--- BEGIN Recorded information ---

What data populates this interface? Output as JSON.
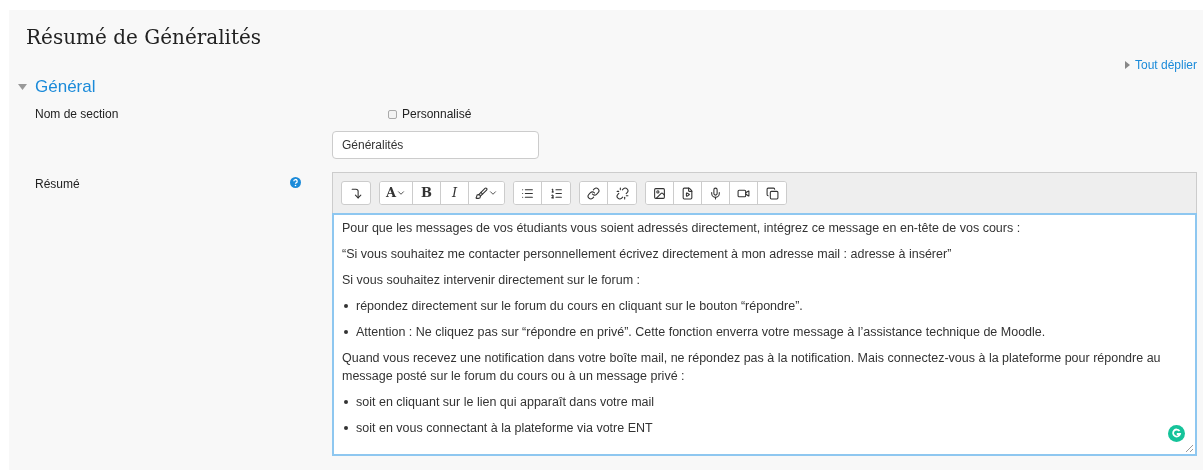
{
  "page_title": "Résumé de Généralités",
  "expand_all": "Tout déplier",
  "section": {
    "title": "Général",
    "expanded": true
  },
  "fields": {
    "name_label": "Nom de section",
    "custom_label": "Personnalisé",
    "custom_checked": false,
    "name_value": "Généralités",
    "summary_label": "Résumé"
  },
  "toolbar": {
    "font": "A",
    "bold": "B",
    "italic": "I"
  },
  "content": [
    {
      "kind": "p",
      "text": "Pour que les messages de vos étudiants vous soient adressés directement, intégrez ce message en en-tête de vos cours :"
    },
    {
      "kind": "p",
      "text": "“Si vous souhaitez me contacter personnellement écrivez directement à mon adresse mail : adresse à insérer”"
    },
    {
      "kind": "p",
      "text": "Si vous souhaitez intervenir directement sur le forum :"
    },
    {
      "kind": "li",
      "text": "répondez directement sur le forum du cours en cliquant sur le bouton “répondre”."
    },
    {
      "kind": "li",
      "text": "Attention : Ne cliquez pas sur “répondre en privé”. Cette fonction enverra votre message à l’assistance technique de Moodle."
    },
    {
      "kind": "p",
      "text": "Quand vous recevez une notification dans votre boîte mail, ne répondez pas à la notification. Mais connectez-vous à la plateforme pour répondre au message posté sur le forum du cours ou à un message privé :"
    },
    {
      "kind": "li",
      "text": "soit en cliquant sur le lien qui apparaît dans votre mail"
    },
    {
      "kind": "li",
      "text": "soit en vous connectant à la plateforme via votre ENT"
    }
  ]
}
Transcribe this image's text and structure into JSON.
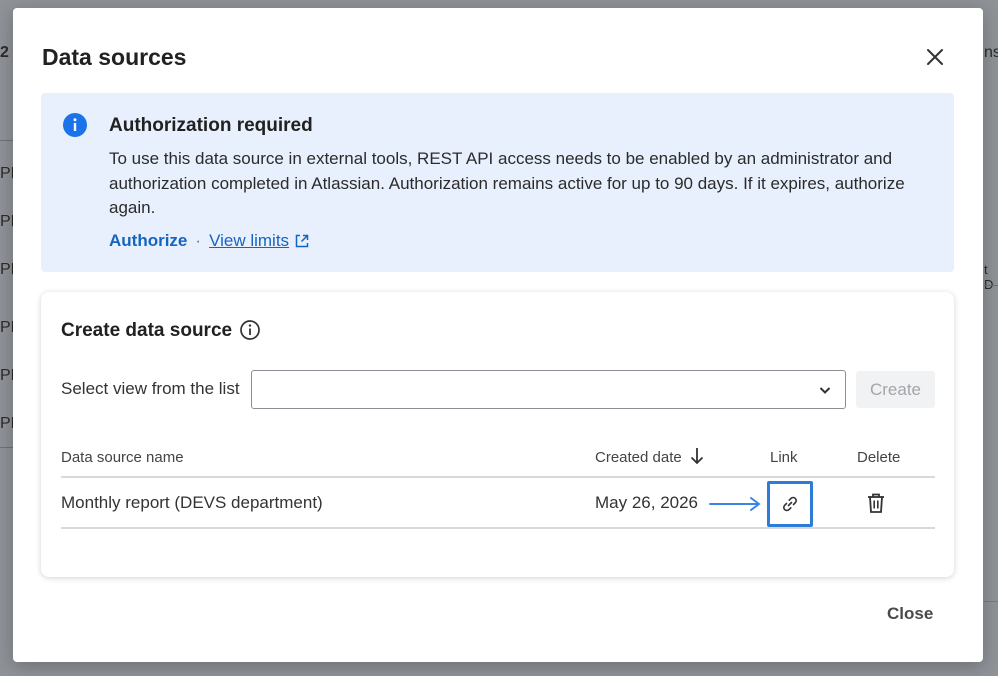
{
  "backdrop": {
    "fragments": [
      "2",
      "ns",
      "PM",
      "PM",
      "PM",
      "PM",
      "PM",
      "PM",
      "t D"
    ]
  },
  "modal": {
    "title": "Data sources",
    "close_icon": "close-icon",
    "footer_close_label": "Close"
  },
  "banner": {
    "icon": "info-icon",
    "title": "Authorization required",
    "text": "To use this data source in external tools, REST API access needs to be enabled by an administrator and authorization completed in Atlassian. Authorization remains active for up to 90 days. If it expires, authorize again.",
    "authorize_label": "Authorize",
    "separator": "·",
    "view_limits_label": "View limits",
    "external_icon": "external-link-icon"
  },
  "card": {
    "title": "Create data source",
    "help_icon": "info-outline-icon",
    "select_label": "Select view from the list",
    "select_value": "",
    "create_label": "Create",
    "table": {
      "columns": [
        "Data source name",
        "Created date",
        "Link",
        "Delete"
      ],
      "sort_icon": "arrow-down-icon",
      "rows": [
        {
          "name": "Monthly report (DEVS department)",
          "created": "May 26, 2026",
          "link_icon": "link-icon",
          "delete_icon": "trash-icon"
        }
      ]
    }
  },
  "colors": {
    "accent": "#1a73e8",
    "link": "#1565c0",
    "banner_bg": "#e8f0fd",
    "highlight_border": "#2f7bd8"
  }
}
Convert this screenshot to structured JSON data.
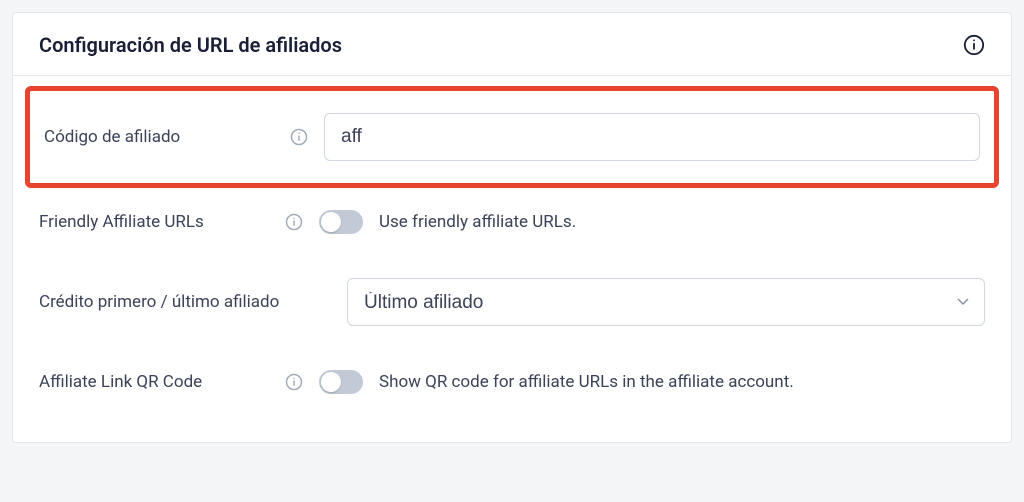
{
  "card": {
    "title": "Configuración de URL de afiliados"
  },
  "fields": {
    "affiliate_code": {
      "label": "Código de afiliado",
      "value": "aff"
    },
    "friendly_urls": {
      "label": "Friendly Affiliate URLs",
      "help": "Use friendly affiliate URLs.",
      "on": false
    },
    "credit": {
      "label": "Crédito primero / último afiliado",
      "selected": "Último afiliado"
    },
    "qr_code": {
      "label": "Affiliate Link QR Code",
      "help": "Show QR code for affiliate URLs in the affiliate account.",
      "on": false
    }
  }
}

--- END Recorded information ---

Prompt
In your copy, repeat each record exactly and include no pictures.

Result of the task
What data populates this interface? Output as JSON.
{
  "page_title": "Résumé de Généralités",
  "expand_all": "Tout déplier",
  "section": {
    "title": "Général",
    "expanded": true
  },
  "fields": {
    "name_label": "Nom de section",
    "custom_label": "Personnalisé",
    "custom_checked": false,
    "name_value": "Généralités",
    "summary_label": "Résumé"
  },
  "toolbar": {
    "font": "A",
    "bold": "B",
    "italic": "I"
  },
  "content": [
    {
      "kind": "p",
      "text": "Pour que les messages de vos étudiants vous soient adressés directement, intégrez ce message en en-tête de vos cours :"
    },
    {
      "kind": "p",
      "text": "“Si vous souhaitez me contacter personnellement écrivez directement à mon adresse mail : adresse à insérer”"
    },
    {
      "kind": "p",
      "text": "Si vous souhaitez intervenir directement sur le forum :"
    },
    {
      "kind": "li",
      "text": "répondez directement sur le forum du cours en cliquant sur le bouton “répondre”."
    },
    {
      "kind": "li",
      "text": "Attention : Ne cliquez pas sur “répondre en privé”. Cette fonction enverra votre message à l’assistance technique de Moodle."
    },
    {
      "kind": "p",
      "text": "Quand vous recevez une notification dans votre boîte mail, ne répondez pas à la notification. Mais connectez-vous à la plateforme pour répondre au message posté sur le forum du cours ou à un message privé :"
    },
    {
      "kind": "li",
      "text": "soit en cliquant sur le lien qui apparaît dans votre mail"
    },
    {
      "kind": "li",
      "text": "soit en vous connectant à la plateforme via votre ENT"
    }
  ]
}
Transcribe this image's text and structure into JSON.
{
  "backdrop": {
    "fragments": [
      "2",
      "ns",
      "PM",
      "PM",
      "PM",
      "PM",
      "PM",
      "PM",
      "t D"
    ]
  },
  "modal": {
    "title": "Data sources",
    "close_icon": "close-icon",
    "footer_close_label": "Close"
  },
  "banner": {
    "icon": "info-icon",
    "title": "Authorization required",
    "text": "To use this data source in external tools, REST API access needs to be enabled by an administrator and authorization completed in Atlassian. Authorization remains active for up to 90 days. If it expires, authorize again.",
    "authorize_label": "Authorize",
    "separator": "·",
    "view_limits_label": "View limits",
    "external_icon": "external-link-icon"
  },
  "card": {
    "title": "Create data source",
    "help_icon": "info-outline-icon",
    "select_label": "Select view from the list",
    "select_value": "",
    "create_label": "Create",
    "table": {
      "columns": [
        "Data source name",
        "Created date",
        "Link",
        "Delete"
      ],
      "sort_icon": "arrow-down-icon",
      "rows": [
        {
          "name": "Monthly report (DEVS department)",
          "created": "May 26, 2026",
          "link_icon": "link-icon",
          "delete_icon": "trash-icon"
        }
      ]
    }
  },
  "colors": {
    "accent": "#1a73e8",
    "link": "#1565c0",
    "banner_bg": "#e8f0fd",
    "highlight_border": "#2f7bd8"
  }
}
Convert this screenshot to structured JSON data.
{
  "card": {
    "title": "Configuración de URL de afiliados"
  },
  "fields": {
    "affiliate_code": {
      "label": "Código de afiliado",
      "value": "aff"
    },
    "friendly_urls": {
      "label": "Friendly Affiliate URLs",
      "help": "Use friendly affiliate URLs.",
      "on": false
    },
    "credit": {
      "label": "Crédito primero / último afiliado",
      "selected": "Último afiliado"
    },
    "qr_code": {
      "label": "Affiliate Link QR Code",
      "help": "Show QR code for affiliate URLs in the affiliate account.",
      "on": false
    }
  }
}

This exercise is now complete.